RECORD EXTRACTS start

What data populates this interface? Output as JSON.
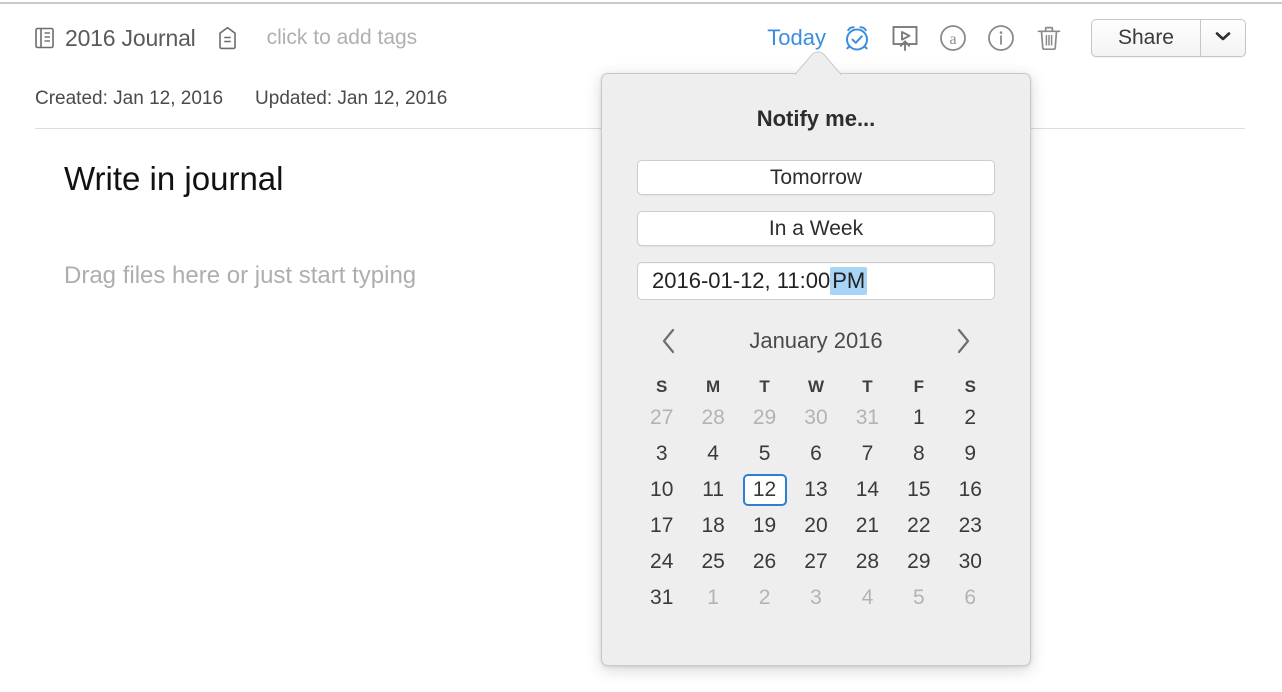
{
  "note_header": {
    "notebook_icon": "notebook-icon",
    "notebook_name": "2016 Journal",
    "tag_icon": "tag-icon",
    "tags_placeholder": "click to add tags"
  },
  "toolbar": {
    "today_label": "Today",
    "reminder_icon": "alarm-clock-check-icon",
    "present_icon": "presentation-play-icon",
    "annotate_icon": "circled-a-icon",
    "info_icon": "circled-info-icon",
    "delete_icon": "trash-icon",
    "share_label": "Share",
    "share_chevron_icon": "chevron-down-icon",
    "accent_color": "#3b8ede"
  },
  "meta": {
    "created": "Created: Jan 12, 2016",
    "updated": "Updated: Jan 12, 2016"
  },
  "note_body": {
    "title": "Write in journal",
    "placeholder": "Drag files here or just start typing"
  },
  "popover": {
    "title": "Notify me...",
    "quick_buttons": [
      {
        "label": "Tomorrow"
      },
      {
        "label": "In a Week"
      }
    ],
    "datetime_field": {
      "value_prefix": "2016-01-12, 11:00 ",
      "value_selected": "PM",
      "selection_color": "#a8d4f5"
    },
    "calendar": {
      "prev_icon": "chevron-left-icon",
      "next_icon": "chevron-right-icon",
      "month_label": "January 2016",
      "weekdays": [
        "S",
        "M",
        "T",
        "W",
        "T",
        "F",
        "S"
      ],
      "selected_day": 12,
      "selected_border_color": "#2b7fd4",
      "weeks": [
        [
          {
            "n": "27",
            "muted": true
          },
          {
            "n": "28",
            "muted": true
          },
          {
            "n": "29",
            "muted": true
          },
          {
            "n": "30",
            "muted": true
          },
          {
            "n": "31",
            "muted": true
          },
          {
            "n": "1",
            "muted": false
          },
          {
            "n": "2",
            "muted": false
          }
        ],
        [
          {
            "n": "3",
            "muted": false
          },
          {
            "n": "4",
            "muted": false
          },
          {
            "n": "5",
            "muted": false
          },
          {
            "n": "6",
            "muted": false
          },
          {
            "n": "7",
            "muted": false
          },
          {
            "n": "8",
            "muted": false
          },
          {
            "n": "9",
            "muted": false
          }
        ],
        [
          {
            "n": "10",
            "muted": false
          },
          {
            "n": "11",
            "muted": false
          },
          {
            "n": "12",
            "muted": false,
            "selected": true
          },
          {
            "n": "13",
            "muted": false
          },
          {
            "n": "14",
            "muted": false
          },
          {
            "n": "15",
            "muted": false
          },
          {
            "n": "16",
            "muted": false
          }
        ],
        [
          {
            "n": "17",
            "muted": false
          },
          {
            "n": "18",
            "muted": false
          },
          {
            "n": "19",
            "muted": false
          },
          {
            "n": "20",
            "muted": false
          },
          {
            "n": "21",
            "muted": false
          },
          {
            "n": "22",
            "muted": false
          },
          {
            "n": "23",
            "muted": false
          }
        ],
        [
          {
            "n": "24",
            "muted": false
          },
          {
            "n": "25",
            "muted": false
          },
          {
            "n": "26",
            "muted": false
          },
          {
            "n": "27",
            "muted": false
          },
          {
            "n": "28",
            "muted": false
          },
          {
            "n": "29",
            "muted": false
          },
          {
            "n": "30",
            "muted": false
          }
        ],
        [
          {
            "n": "31",
            "muted": false
          },
          {
            "n": "1",
            "muted": true
          },
          {
            "n": "2",
            "muted": true
          },
          {
            "n": "3",
            "muted": true
          },
          {
            "n": "4",
            "muted": true
          },
          {
            "n": "5",
            "muted": true
          },
          {
            "n": "6",
            "muted": true
          }
        ]
      ]
    }
  }
}
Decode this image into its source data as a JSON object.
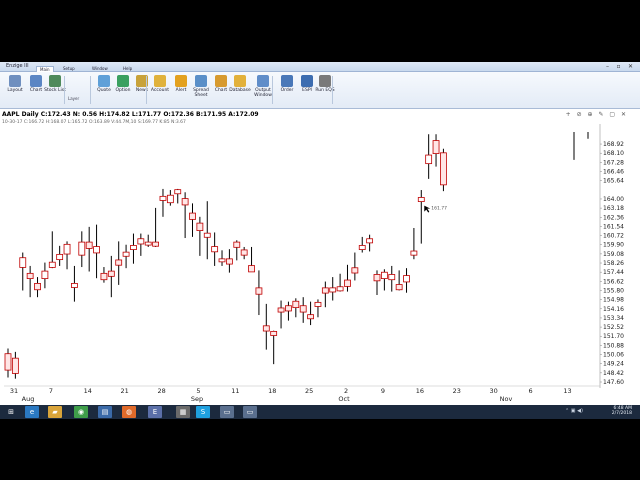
{
  "window": {
    "title": "Enzige III"
  },
  "menu": {
    "tabs": [
      "Main",
      "Setup",
      "Window",
      "Help"
    ],
    "active": "Main"
  },
  "ribbon": {
    "buttons": [
      {
        "label": "Layout",
        "icon": "layout-icon",
        "color": "#6f8fbf"
      },
      {
        "label": "Chart",
        "icon": "chart-icon",
        "color": "#5b86c4"
      },
      {
        "label": "Stock List",
        "icon": "stock-list-icon",
        "color": "#4f8a5b"
      },
      {
        "label": "Quote",
        "icon": "quote-icon",
        "color": "#5fa0d8"
      },
      {
        "label": "Option",
        "icon": "option-icon",
        "color": "#3aa060"
      },
      {
        "label": "News",
        "icon": "news-icon",
        "color": "#c8a23a"
      },
      {
        "label": "Account",
        "icon": "account-icon",
        "color": "#e0b23c"
      },
      {
        "label": "Alert",
        "icon": "alert-icon",
        "color": "#e3a11f"
      },
      {
        "label": "Spread Sheet",
        "icon": "spreadsheet-icon",
        "color": "#5a8fc8"
      },
      {
        "label": "Chart",
        "icon": "chart-window-icon",
        "color": "#d79a2f"
      },
      {
        "label": "Database",
        "icon": "database-icon",
        "color": "#e2b13b"
      },
      {
        "label": "Output Window",
        "icon": "output-window-icon",
        "color": "#5f8dc9"
      },
      {
        "label": "Order",
        "icon": "order-icon",
        "color": "#4a78b8"
      },
      {
        "label": "ESPI",
        "icon": "espi-icon",
        "color": "#3d6db0"
      },
      {
        "label": "Run EQS",
        "icon": "run-eqs-icon",
        "color": "#7a7a7a"
      }
    ],
    "group_label": "Layer"
  },
  "chart": {
    "header": "AAPL Daily C:172.43 N:  0.56 H:174.82 L:171.77 O:172.36 B:171.95 A:172.09",
    "subheader": "10-30-17 C:166.72 H:168.07 L:165.72 O:163.89 V:44.7M,10 S:169.77 K:85 N:3.67",
    "tools": "+ ⊘ ⊕ ✎ ▢ ✕",
    "cursor_label": "161.77"
  },
  "chart_data": {
    "type": "ohlc",
    "title": "AAPL Daily",
    "ylim": [
      147.6,
      170.0
    ],
    "y_ticks": [
      "168.92",
      "168.10",
      "167.28",
      "166.46",
      "165.64",
      "164.00",
      "163.18",
      "162.36",
      "161.54",
      "160.72",
      "159.90",
      "159.08",
      "158.26",
      "157.44",
      "156.62",
      "155.80",
      "154.98",
      "154.16",
      "153.34",
      "152.52",
      "151.70",
      "150.88",
      "150.06",
      "149.24",
      "148.42",
      "147.60"
    ],
    "x_ticks": [
      "31",
      "7",
      "14",
      "21",
      "28",
      "5",
      "11",
      "18",
      "25",
      "2",
      "9",
      "16",
      "23",
      "30",
      "6",
      "13"
    ],
    "months": [
      "Aug",
      "Sep",
      "Oct",
      "Nov"
    ],
    "bars": [
      {
        "o": 150.0,
        "h": 150.6,
        "l": 148.0,
        "c": 148.8
      },
      {
        "o": 149.6,
        "h": 150.3,
        "l": 147.9,
        "c": 148.5
      },
      {
        "o": 158.0,
        "h": 159.2,
        "l": 155.8,
        "c": 158.6
      },
      {
        "o": 157.2,
        "h": 158.0,
        "l": 155.2,
        "c": 157.0
      },
      {
        "o": 156.3,
        "h": 157.0,
        "l": 155.2,
        "c": 156.0
      },
      {
        "o": 157.0,
        "h": 158.3,
        "l": 156.0,
        "c": 157.4
      },
      {
        "o": 158.0,
        "h": 161.1,
        "l": 157.8,
        "c": 158.2
      },
      {
        "o": 158.7,
        "h": 159.8,
        "l": 158.0,
        "c": 158.9
      },
      {
        "o": 159.2,
        "h": 160.2,
        "l": 157.7,
        "c": 159.8
      },
      {
        "o": 156.2,
        "h": 158.0,
        "l": 154.8,
        "c": 156.3
      },
      {
        "o": 159.1,
        "h": 161.1,
        "l": 157.9,
        "c": 160.0
      },
      {
        "o": 160.0,
        "h": 161.5,
        "l": 157.5,
        "c": 159.7
      },
      {
        "o": 159.3,
        "h": 161.7,
        "l": 156.9,
        "c": 159.6
      },
      {
        "o": 157.2,
        "h": 157.9,
        "l": 156.5,
        "c": 156.9
      },
      {
        "o": 157.4,
        "h": 158.9,
        "l": 155.2,
        "c": 157.2
      },
      {
        "o": 158.4,
        "h": 160.2,
        "l": 156.3,
        "c": 158.2
      },
      {
        "o": 159.0,
        "h": 159.9,
        "l": 157.8,
        "c": 159.1
      },
      {
        "o": 159.6,
        "h": 160.9,
        "l": 158.2,
        "c": 159.7
      },
      {
        "o": 160.1,
        "h": 160.9,
        "l": 158.9,
        "c": 160.3
      },
      {
        "o": 160.0,
        "h": 160.8,
        "l": 159.7,
        "c": 160.0
      },
      {
        "o": 160.0,
        "h": 163.2,
        "l": 159.7,
        "c": 159.9
      },
      {
        "o": 164.0,
        "h": 164.9,
        "l": 162.4,
        "c": 164.1
      },
      {
        "o": 163.8,
        "h": 164.8,
        "l": 163.4,
        "c": 164.2
      },
      {
        "o": 164.6,
        "h": 164.9,
        "l": 163.6,
        "c": 164.7
      },
      {
        "o": 163.9,
        "h": 164.6,
        "l": 160.5,
        "c": 163.6
      },
      {
        "o": 162.6,
        "h": 163.6,
        "l": 160.6,
        "c": 162.3
      },
      {
        "o": 161.7,
        "h": 162.4,
        "l": 158.9,
        "c": 161.3
      },
      {
        "o": 160.7,
        "h": 163.8,
        "l": 158.6,
        "c": 160.8
      },
      {
        "o": 159.4,
        "h": 161.0,
        "l": 158.0,
        "c": 159.6
      },
      {
        "o": 158.5,
        "h": 159.4,
        "l": 158.0,
        "c": 158.5
      },
      {
        "o": 158.5,
        "h": 159.5,
        "l": 157.4,
        "c": 158.3
      },
      {
        "o": 160.0,
        "h": 160.3,
        "l": 158.5,
        "c": 159.8
      },
      {
        "o": 159.3,
        "h": 159.7,
        "l": 158.6,
        "c": 159.1
      },
      {
        "o": 157.9,
        "h": 159.7,
        "l": 157.5,
        "c": 157.6
      },
      {
        "o": 155.9,
        "h": 157.6,
        "l": 153.6,
        "c": 155.6
      },
      {
        "o": 152.5,
        "h": 154.6,
        "l": 150.5,
        "c": 152.3
      },
      {
        "o": 152.0,
        "h": 152.2,
        "l": 149.2,
        "c": 151.9
      },
      {
        "o": 154.1,
        "h": 154.9,
        "l": 152.4,
        "c": 154.0
      },
      {
        "o": 154.3,
        "h": 154.8,
        "l": 153.1,
        "c": 154.1
      },
      {
        "o": 154.7,
        "h": 155.1,
        "l": 153.4,
        "c": 154.4
      },
      {
        "o": 154.3,
        "h": 155.2,
        "l": 152.9,
        "c": 154.0
      },
      {
        "o": 153.5,
        "h": 154.8,
        "l": 152.7,
        "c": 153.4
      },
      {
        "o": 154.5,
        "h": 155.0,
        "l": 153.4,
        "c": 154.6
      },
      {
        "o": 155.9,
        "h": 156.6,
        "l": 154.3,
        "c": 155.7
      },
      {
        "o": 155.8,
        "h": 157.0,
        "l": 154.9,
        "c": 155.9
      },
      {
        "o": 155.9,
        "h": 157.3,
        "l": 155.7,
        "c": 156.0
      },
      {
        "o": 156.6,
        "h": 158.1,
        "l": 155.7,
        "c": 156.3
      },
      {
        "o": 157.7,
        "h": 159.2,
        "l": 156.7,
        "c": 157.5
      },
      {
        "o": 159.6,
        "h": 160.6,
        "l": 159.2,
        "c": 159.7
      },
      {
        "o": 160.2,
        "h": 160.8,
        "l": 159.3,
        "c": 160.3
      },
      {
        "o": 157.1,
        "h": 157.6,
        "l": 155.4,
        "c": 156.8
      },
      {
        "o": 157.0,
        "h": 157.7,
        "l": 155.8,
        "c": 157.3
      },
      {
        "o": 156.9,
        "h": 158.0,
        "l": 155.7,
        "c": 157.1
      },
      {
        "o": 156.2,
        "h": 157.6,
        "l": 155.8,
        "c": 156.0
      },
      {
        "o": 156.7,
        "h": 157.8,
        "l": 155.6,
        "c": 157.0
      },
      {
        "o": 159.1,
        "h": 161.4,
        "l": 158.6,
        "c": 159.2
      },
      {
        "o": 163.9,
        "h": 164.8,
        "l": 160.0,
        "c": 164.0
      },
      {
        "o": 167.3,
        "h": 169.8,
        "l": 165.8,
        "c": 167.8
      },
      {
        "o": 169.1,
        "h": 169.8,
        "l": 166.9,
        "c": 168.2
      },
      {
        "o": 168.0,
        "h": 168.5,
        "l": 164.7,
        "c": 165.4
      }
    ],
    "late_bars": [
      {
        "o": 169.8,
        "h": 170.0,
        "l": 167.5,
        "c": 168.7
      },
      {
        "o": 169.9,
        "h": 170.0,
        "l": 169.4,
        "c": 169.9
      }
    ]
  },
  "taskbar": {
    "items": [
      {
        "name": "start-button",
        "glyph": "⊞",
        "color": "#1c2a3e"
      },
      {
        "name": "ie-icon",
        "glyph": "e",
        "color": "#2b79c2"
      },
      {
        "name": "explorer-icon",
        "glyph": "▰",
        "color": "#d9a43a"
      },
      {
        "name": "chrome-icon",
        "glyph": "◉",
        "color": "#3f9e4a"
      },
      {
        "name": "store-icon",
        "glyph": "▤",
        "color": "#3b6aa8"
      },
      {
        "name": "firefox-icon",
        "glyph": "◍",
        "color": "#e06a2a"
      },
      {
        "name": "enzige-icon",
        "glyph": "E",
        "color": "#5b6fa8"
      },
      {
        "name": "app-icon",
        "glyph": "▦",
        "color": "#6a6a6a"
      },
      {
        "name": "skype-icon",
        "glyph": "S",
        "color": "#1fa0df"
      },
      {
        "name": "window-a-icon",
        "glyph": "▭",
        "color": "#5a6f8e"
      },
      {
        "name": "window-b-icon",
        "glyph": "▭",
        "color": "#5a6f8e"
      }
    ],
    "tray": "⌃  ▣  ◀)",
    "time": "6:48 AM",
    "date": "2/7/2018"
  }
}
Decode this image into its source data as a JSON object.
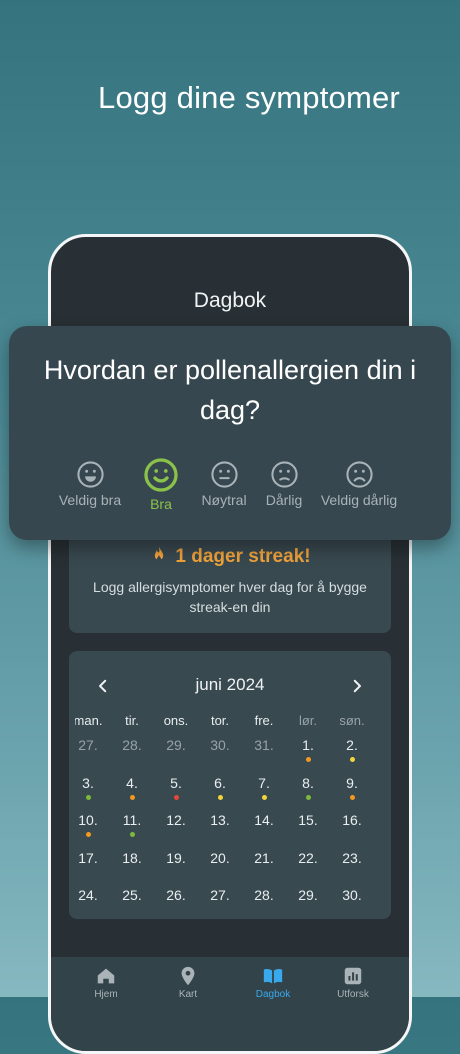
{
  "headline": "Logg dine symptomer",
  "screen_title": "Dagbok",
  "mood_prompt": {
    "question": "Hvordan er pollenallergien din i dag?",
    "options": [
      {
        "label": "Veldig bra",
        "icon": "very-happy-face-icon"
      },
      {
        "label": "Bra",
        "icon": "happy-face-icon"
      },
      {
        "label": "Nøytral",
        "icon": "neutral-face-icon"
      },
      {
        "label": "Dårlig",
        "icon": "sad-face-icon"
      },
      {
        "label": "Veldig dårlig",
        "icon": "very-sad-face-icon"
      }
    ],
    "selected": "Bra"
  },
  "streak": {
    "title": "1 dager streak!",
    "description": "Logg allergisymptomer hver dag for å bygge streak-en din"
  },
  "calendar": {
    "month": "juni 2024",
    "weekdays": [
      "man.",
      "tir.",
      "ons.",
      "tor.",
      "fre.",
      "lør.",
      "søn."
    ],
    "rows": [
      [
        {
          "d": "27.",
          "out": true
        },
        {
          "d": "28.",
          "out": true
        },
        {
          "d": "29.",
          "out": true
        },
        {
          "d": "30.",
          "out": true
        },
        {
          "d": "31.",
          "out": true
        },
        {
          "d": "1.",
          "dot": "orange"
        },
        {
          "d": "2.",
          "dot": "yellow"
        }
      ],
      [
        {
          "d": "3.",
          "dot": "green"
        },
        {
          "d": "4.",
          "dot": "orange"
        },
        {
          "d": "5.",
          "dot": "red"
        },
        {
          "d": "6.",
          "dot": "yellow"
        },
        {
          "d": "7.",
          "dot": "yellow"
        },
        {
          "d": "8.",
          "dot": "green"
        },
        {
          "d": "9.",
          "dot": "orange"
        }
      ],
      [
        {
          "d": "10.",
          "dot": "orange"
        },
        {
          "d": "11.",
          "dot": "green"
        },
        {
          "d": "12."
        },
        {
          "d": "13."
        },
        {
          "d": "14."
        },
        {
          "d": "15."
        },
        {
          "d": "16."
        }
      ],
      [
        {
          "d": "17."
        },
        {
          "d": "18."
        },
        {
          "d": "19."
        },
        {
          "d": "20."
        },
        {
          "d": "21."
        },
        {
          "d": "22."
        },
        {
          "d": "23."
        }
      ],
      [
        {
          "d": "24."
        },
        {
          "d": "25."
        },
        {
          "d": "26."
        },
        {
          "d": "27."
        },
        {
          "d": "28."
        },
        {
          "d": "29."
        },
        {
          "d": "30."
        }
      ]
    ]
  },
  "tabs": [
    {
      "label": "Hjem",
      "icon": "home-icon"
    },
    {
      "label": "Kart",
      "icon": "map-pin-icon"
    },
    {
      "label": "Dagbok",
      "icon": "book-icon",
      "active": true
    },
    {
      "label": "Utforsk",
      "icon": "chart-icon"
    }
  ],
  "colors": {
    "accent": "#39a9ee",
    "selected_mood": "#8bc34a",
    "streak": "#f0a23a",
    "dot_green": "#7cbb3a",
    "dot_yellow": "#f3d43a",
    "dot_orange": "#f39a1e",
    "dot_red": "#e5483b"
  }
}
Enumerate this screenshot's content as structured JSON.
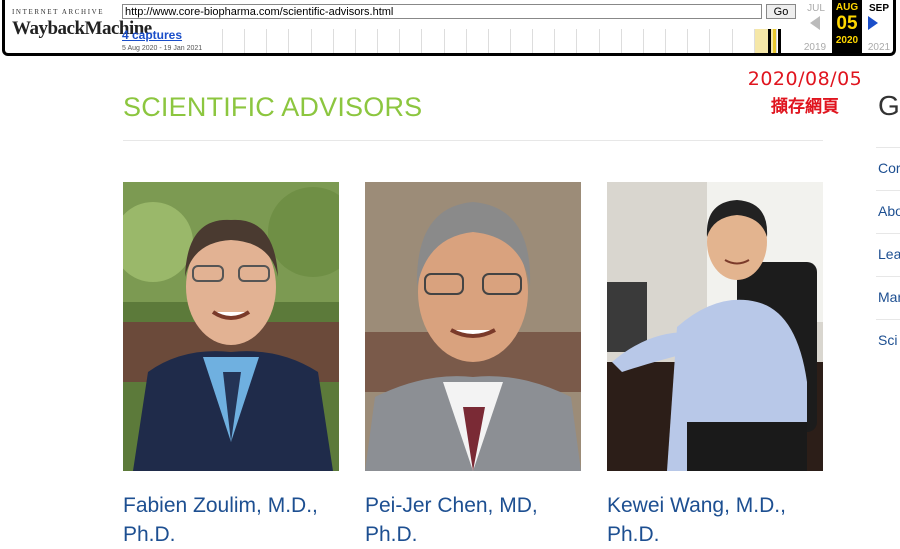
{
  "wayback": {
    "logo_top": "INTERNET ARCHIVE",
    "logo_wayback": "WaybackMachine",
    "url": "http://www.core-biopharma.com/scientific-advisors.html",
    "go_label": "Go",
    "captures_label": "4 captures",
    "capture_range": "5 Aug 2020 - 19 Jan 2021",
    "prev_month": "JUL",
    "current_month": "AUG",
    "current_day": "05",
    "current_year": "2020",
    "next_month": "SEP",
    "prev_year": "2019",
    "next_year": "2021",
    "accent_color": "#ffd700"
  },
  "annotation": {
    "date": "2020/08/05",
    "caption": "擷存網頁"
  },
  "page": {
    "title": "SCIENTIFIC ADVISORS",
    "title_color": "#8cc63f"
  },
  "advisors": [
    {
      "name": "Fabien Zoulim, M.D., Ph.D."
    },
    {
      "name": "Pei-Jer Chen, MD, Ph.D."
    },
    {
      "name": "Kewei Wang, M.D., Ph.D."
    }
  ],
  "nav": {
    "heading": "G",
    "items": [
      "Cor",
      "Abo",
      "Lea",
      "Mar",
      "Sci"
    ]
  }
}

RECORD EXTRACTS end

• [WHAT TO WORK ON]: Gather each line that holds "Daily".

• [EXERCISE OUTPUT]:
    "header": "AAPL Daily C:172.43 N:  0.56 H:174.82 L:171.77 O:172.36 B:171.95 A:172.09",
    "title": "AAPL Daily",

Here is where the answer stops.